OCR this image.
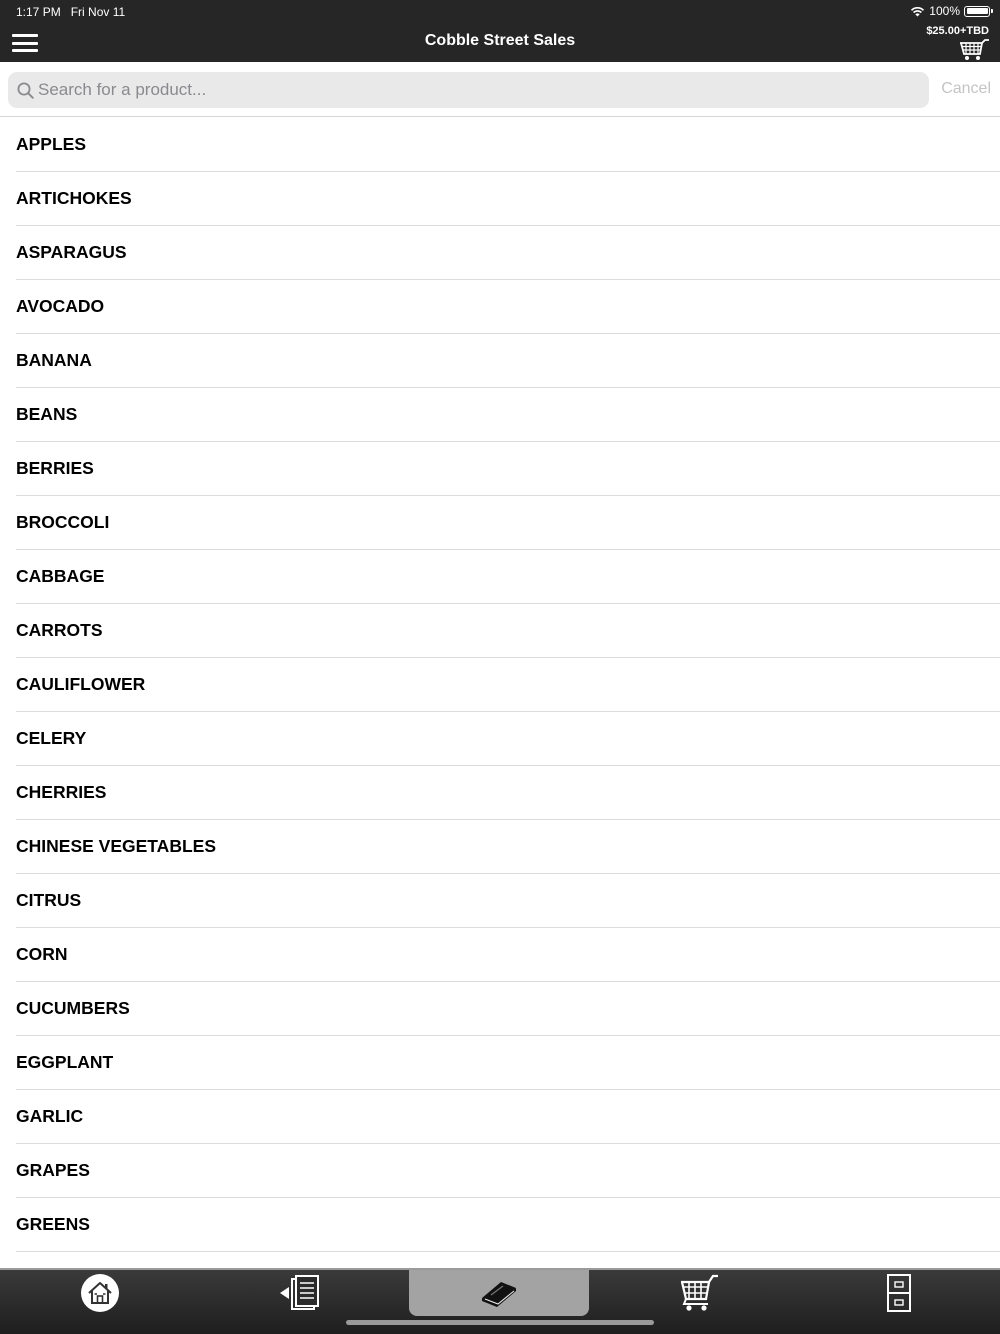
1:17 PM Fri Nov 11	100%
Cobble Street Sales
$25.00+TBD
Search for a product...
Cancel
APPLES
ARTICHOKES
ASPARAGUS
AVOCADO
BANANA
BEANS
BERRIES
BROCCOLI
CABBAGE
CARROTS
CAULIFLOWER
CELERY
CHERRIES
CHINESE VEGETABLES
CITRUS
CORN
CUCUMBERS
EGGPLANT
GARLIC
GRAPES
GREENS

________

Transcribe each entry precisely as given, leaving the pictures out.

### [Finished answer]
OCR this image.
1:17 PM Fri Nov 11	100%
Cobble Street Sales
$25.00+TBD
Search for a product...
Cancel
APPLES
ARTICHOKES
ASPARAGUS
AVOCADO
BANANA
BEANS
BERRIES
BROCCOLI
CABBAGE
CARROTS
CAULIFLOWER
CELERY
CHERRIES
CHINESE VEGETABLES
CITRUS
CORN
CUCUMBERS
EGGPLANT
GARLIC
GRAPES
GREENS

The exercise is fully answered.